### Dataset entries
****

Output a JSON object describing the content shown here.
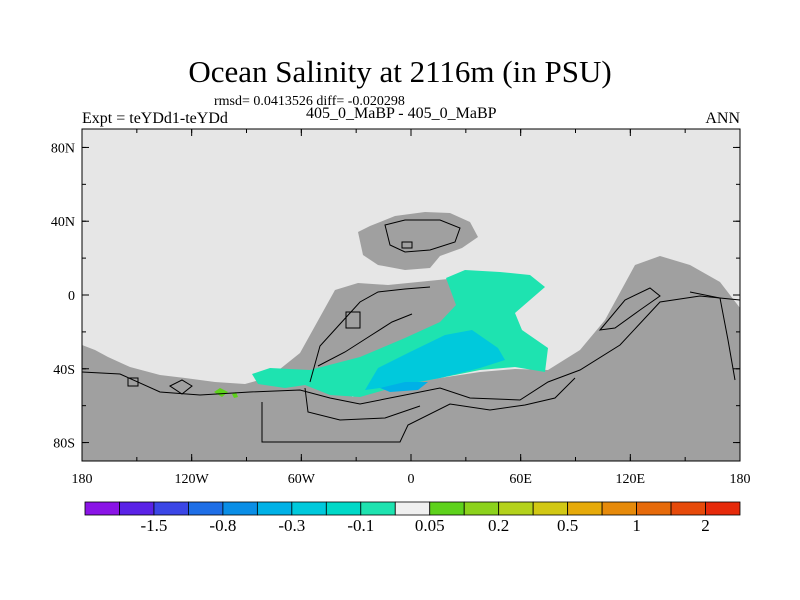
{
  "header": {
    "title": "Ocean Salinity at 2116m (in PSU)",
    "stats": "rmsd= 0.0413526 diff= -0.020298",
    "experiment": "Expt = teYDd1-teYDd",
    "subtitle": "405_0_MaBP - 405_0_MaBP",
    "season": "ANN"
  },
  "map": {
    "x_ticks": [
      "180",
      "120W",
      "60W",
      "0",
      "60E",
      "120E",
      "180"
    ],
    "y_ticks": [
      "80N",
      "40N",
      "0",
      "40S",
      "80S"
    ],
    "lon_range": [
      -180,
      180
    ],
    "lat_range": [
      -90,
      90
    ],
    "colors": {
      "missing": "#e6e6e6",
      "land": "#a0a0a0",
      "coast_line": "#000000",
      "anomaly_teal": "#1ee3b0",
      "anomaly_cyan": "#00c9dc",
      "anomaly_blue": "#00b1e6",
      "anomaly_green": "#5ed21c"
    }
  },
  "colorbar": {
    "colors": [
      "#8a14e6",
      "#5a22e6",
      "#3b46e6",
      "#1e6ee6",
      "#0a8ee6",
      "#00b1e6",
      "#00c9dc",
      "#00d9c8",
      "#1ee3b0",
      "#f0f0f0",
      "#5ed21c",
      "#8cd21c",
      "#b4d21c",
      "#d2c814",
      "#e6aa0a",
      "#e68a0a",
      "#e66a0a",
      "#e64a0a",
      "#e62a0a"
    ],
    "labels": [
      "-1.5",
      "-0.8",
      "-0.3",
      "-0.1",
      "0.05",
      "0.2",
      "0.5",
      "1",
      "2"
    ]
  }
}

****

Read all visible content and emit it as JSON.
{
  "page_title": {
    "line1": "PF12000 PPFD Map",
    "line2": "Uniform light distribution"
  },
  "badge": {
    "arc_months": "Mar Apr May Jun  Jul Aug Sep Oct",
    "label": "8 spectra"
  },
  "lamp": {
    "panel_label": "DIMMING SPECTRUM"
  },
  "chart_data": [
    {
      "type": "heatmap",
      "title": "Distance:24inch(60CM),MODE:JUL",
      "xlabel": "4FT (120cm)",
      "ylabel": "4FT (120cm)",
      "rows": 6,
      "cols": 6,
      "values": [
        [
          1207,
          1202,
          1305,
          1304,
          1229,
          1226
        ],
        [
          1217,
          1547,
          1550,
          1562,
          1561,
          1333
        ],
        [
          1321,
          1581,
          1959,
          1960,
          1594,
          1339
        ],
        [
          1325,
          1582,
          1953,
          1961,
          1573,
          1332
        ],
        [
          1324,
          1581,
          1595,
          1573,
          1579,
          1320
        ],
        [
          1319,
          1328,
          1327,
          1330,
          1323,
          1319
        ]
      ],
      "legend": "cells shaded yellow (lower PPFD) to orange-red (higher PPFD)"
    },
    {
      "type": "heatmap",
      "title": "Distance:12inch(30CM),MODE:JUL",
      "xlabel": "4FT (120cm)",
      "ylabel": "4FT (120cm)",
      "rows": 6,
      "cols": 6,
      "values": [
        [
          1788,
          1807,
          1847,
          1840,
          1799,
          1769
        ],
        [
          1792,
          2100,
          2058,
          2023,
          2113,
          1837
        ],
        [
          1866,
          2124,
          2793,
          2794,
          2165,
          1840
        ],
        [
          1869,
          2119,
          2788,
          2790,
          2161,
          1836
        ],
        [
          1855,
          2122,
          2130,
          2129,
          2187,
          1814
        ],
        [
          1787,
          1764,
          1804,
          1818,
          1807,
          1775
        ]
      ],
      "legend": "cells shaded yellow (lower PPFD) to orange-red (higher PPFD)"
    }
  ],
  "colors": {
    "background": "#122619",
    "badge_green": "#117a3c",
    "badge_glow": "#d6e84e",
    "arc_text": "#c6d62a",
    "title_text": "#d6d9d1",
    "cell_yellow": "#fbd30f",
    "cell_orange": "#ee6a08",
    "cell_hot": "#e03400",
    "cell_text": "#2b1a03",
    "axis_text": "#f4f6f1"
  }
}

****

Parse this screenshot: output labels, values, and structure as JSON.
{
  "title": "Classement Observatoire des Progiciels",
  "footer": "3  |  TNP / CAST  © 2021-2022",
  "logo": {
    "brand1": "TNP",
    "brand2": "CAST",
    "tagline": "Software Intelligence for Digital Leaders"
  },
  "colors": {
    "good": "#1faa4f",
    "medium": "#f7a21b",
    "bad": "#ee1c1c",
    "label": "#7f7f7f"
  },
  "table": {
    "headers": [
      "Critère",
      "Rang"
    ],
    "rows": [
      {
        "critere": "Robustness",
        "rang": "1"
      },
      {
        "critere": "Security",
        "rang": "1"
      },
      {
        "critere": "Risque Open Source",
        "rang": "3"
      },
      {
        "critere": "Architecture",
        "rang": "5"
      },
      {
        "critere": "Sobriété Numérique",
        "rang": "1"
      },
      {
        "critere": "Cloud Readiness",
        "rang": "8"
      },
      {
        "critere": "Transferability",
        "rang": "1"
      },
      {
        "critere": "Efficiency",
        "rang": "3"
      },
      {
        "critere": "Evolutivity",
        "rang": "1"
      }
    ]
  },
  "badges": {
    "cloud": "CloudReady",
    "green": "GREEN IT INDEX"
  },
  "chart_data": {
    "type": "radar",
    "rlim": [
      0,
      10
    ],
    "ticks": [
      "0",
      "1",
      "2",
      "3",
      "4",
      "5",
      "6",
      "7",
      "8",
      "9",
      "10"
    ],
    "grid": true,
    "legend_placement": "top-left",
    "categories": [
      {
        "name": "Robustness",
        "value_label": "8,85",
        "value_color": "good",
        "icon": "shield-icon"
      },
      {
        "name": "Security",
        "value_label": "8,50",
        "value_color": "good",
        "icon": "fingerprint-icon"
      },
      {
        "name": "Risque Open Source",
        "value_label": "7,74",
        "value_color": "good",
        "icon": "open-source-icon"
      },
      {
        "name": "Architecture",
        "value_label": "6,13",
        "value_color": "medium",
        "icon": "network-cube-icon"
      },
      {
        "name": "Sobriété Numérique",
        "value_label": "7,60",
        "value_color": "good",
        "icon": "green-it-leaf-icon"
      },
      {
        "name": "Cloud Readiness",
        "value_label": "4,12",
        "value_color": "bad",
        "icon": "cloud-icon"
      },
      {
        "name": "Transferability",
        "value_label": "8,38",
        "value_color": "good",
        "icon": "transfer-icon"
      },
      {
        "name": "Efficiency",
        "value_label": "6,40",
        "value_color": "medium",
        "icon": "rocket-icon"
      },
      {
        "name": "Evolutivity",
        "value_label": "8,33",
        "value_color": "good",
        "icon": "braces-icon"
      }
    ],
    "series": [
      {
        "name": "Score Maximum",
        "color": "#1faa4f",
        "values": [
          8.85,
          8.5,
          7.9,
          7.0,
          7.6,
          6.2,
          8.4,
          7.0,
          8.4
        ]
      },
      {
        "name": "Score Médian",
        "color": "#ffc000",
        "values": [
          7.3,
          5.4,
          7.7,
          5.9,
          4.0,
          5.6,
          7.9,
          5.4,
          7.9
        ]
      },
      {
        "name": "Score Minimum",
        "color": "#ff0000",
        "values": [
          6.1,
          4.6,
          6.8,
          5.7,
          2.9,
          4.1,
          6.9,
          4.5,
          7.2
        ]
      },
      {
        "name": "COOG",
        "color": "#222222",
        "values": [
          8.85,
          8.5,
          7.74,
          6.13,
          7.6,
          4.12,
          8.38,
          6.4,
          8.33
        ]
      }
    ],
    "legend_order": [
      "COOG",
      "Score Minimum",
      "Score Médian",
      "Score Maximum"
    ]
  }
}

****

### Your task
Copy out the lines that hold "Distance".

### Result of this task
      "title": "Distance:24inch(60CM),MODE:JUL",
      "title": "Distance:12inch(30CM),MODE:JUL",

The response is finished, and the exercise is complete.